-- START --

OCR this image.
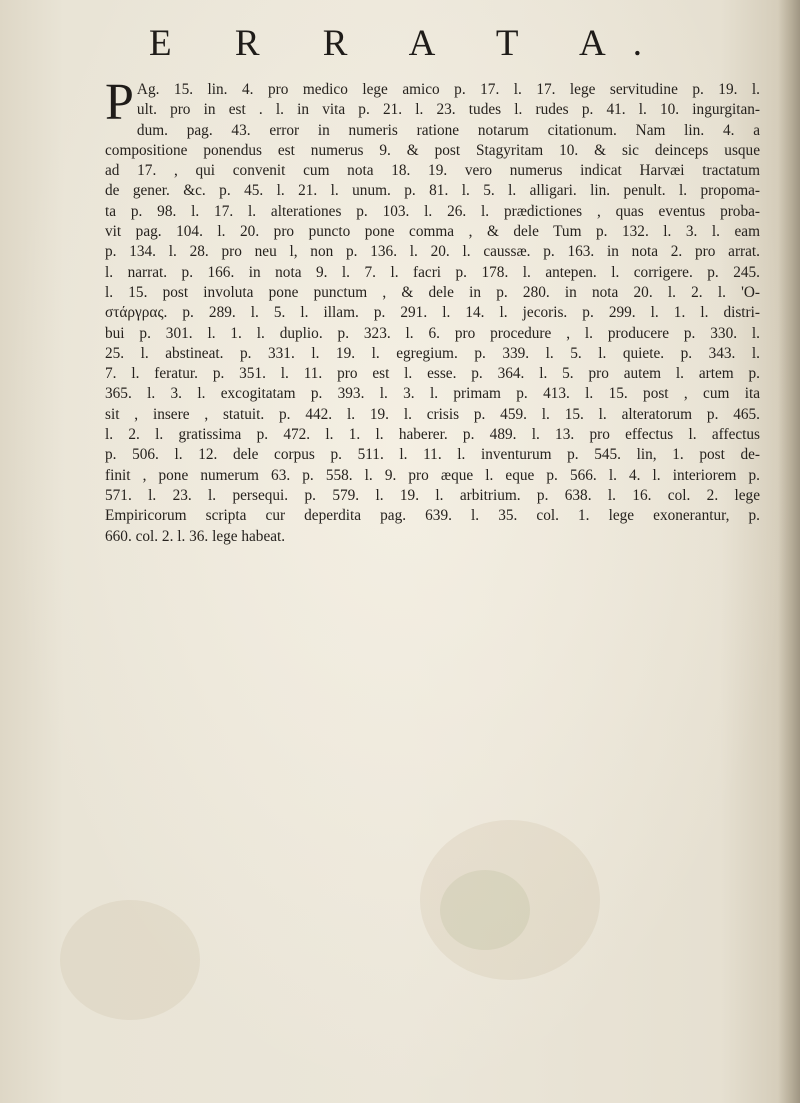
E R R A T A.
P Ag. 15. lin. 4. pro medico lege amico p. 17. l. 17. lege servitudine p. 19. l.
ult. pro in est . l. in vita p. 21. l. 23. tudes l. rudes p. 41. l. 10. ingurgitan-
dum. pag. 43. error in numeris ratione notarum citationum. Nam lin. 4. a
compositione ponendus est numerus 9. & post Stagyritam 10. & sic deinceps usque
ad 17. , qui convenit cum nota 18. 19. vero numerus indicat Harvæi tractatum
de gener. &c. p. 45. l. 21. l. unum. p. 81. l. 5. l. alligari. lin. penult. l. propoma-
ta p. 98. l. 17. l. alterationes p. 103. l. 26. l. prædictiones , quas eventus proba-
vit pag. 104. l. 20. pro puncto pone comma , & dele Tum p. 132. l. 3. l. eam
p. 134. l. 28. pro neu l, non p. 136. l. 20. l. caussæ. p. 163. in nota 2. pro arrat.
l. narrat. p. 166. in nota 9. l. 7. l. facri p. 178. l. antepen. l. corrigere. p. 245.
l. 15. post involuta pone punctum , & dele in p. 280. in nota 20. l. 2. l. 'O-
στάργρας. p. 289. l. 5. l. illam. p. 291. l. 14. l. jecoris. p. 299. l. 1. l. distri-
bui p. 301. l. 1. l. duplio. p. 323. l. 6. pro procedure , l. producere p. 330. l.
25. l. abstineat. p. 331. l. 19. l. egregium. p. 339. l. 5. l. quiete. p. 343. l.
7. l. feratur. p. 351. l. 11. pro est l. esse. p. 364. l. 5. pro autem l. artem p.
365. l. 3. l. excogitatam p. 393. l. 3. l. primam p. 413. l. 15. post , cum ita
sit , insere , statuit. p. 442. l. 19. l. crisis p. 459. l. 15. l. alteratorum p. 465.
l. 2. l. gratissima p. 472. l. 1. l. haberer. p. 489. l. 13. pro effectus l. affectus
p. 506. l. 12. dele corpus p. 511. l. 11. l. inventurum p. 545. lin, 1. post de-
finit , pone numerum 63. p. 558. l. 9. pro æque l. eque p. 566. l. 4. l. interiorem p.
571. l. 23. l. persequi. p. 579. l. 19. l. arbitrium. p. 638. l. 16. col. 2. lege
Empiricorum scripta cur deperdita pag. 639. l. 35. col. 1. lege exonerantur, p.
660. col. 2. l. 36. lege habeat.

-- END --
-- START --

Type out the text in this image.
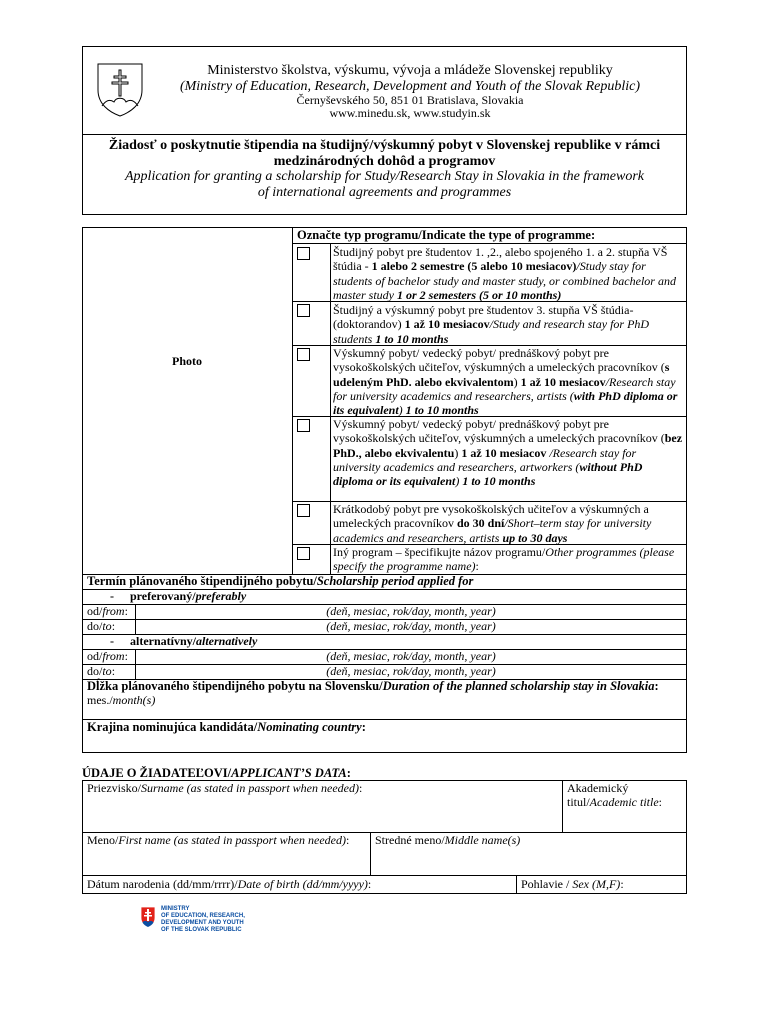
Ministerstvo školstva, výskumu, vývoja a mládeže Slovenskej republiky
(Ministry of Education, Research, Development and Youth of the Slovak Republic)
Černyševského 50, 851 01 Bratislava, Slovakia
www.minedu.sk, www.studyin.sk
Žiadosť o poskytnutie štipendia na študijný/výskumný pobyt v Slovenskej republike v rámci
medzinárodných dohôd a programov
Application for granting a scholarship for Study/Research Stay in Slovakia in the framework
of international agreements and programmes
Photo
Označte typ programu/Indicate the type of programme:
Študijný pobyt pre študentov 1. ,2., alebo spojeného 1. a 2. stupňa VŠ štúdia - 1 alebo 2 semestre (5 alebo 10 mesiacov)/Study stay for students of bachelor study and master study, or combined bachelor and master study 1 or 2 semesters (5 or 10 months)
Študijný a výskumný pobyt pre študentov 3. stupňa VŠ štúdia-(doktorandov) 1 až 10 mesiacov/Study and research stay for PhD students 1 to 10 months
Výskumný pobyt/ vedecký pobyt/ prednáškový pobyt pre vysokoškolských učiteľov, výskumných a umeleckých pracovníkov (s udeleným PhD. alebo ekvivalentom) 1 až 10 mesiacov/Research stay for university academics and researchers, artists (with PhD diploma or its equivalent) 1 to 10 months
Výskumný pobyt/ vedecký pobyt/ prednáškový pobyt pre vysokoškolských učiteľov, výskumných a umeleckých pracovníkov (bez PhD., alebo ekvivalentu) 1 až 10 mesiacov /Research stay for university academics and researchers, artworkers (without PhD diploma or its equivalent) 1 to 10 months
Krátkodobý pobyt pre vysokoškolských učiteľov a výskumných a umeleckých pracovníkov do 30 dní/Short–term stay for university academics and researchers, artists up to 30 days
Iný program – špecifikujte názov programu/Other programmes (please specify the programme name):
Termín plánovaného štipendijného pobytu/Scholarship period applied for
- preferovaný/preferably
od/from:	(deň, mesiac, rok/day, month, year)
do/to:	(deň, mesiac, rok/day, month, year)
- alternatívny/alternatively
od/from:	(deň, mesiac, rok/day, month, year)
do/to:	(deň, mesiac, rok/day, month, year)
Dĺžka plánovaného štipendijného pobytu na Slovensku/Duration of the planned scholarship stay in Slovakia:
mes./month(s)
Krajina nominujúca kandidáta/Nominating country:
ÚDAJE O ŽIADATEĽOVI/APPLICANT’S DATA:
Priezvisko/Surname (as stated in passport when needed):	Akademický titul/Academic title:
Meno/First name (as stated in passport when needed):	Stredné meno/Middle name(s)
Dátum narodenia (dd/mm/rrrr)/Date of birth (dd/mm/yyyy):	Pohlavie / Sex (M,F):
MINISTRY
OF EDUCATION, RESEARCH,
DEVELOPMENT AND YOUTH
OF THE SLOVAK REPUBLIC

-- END --

== Given instruction ==
Find all lines where the word "this" appears. Copy them.

== Worked answer ==
OCR this image.
Type out the text in this image.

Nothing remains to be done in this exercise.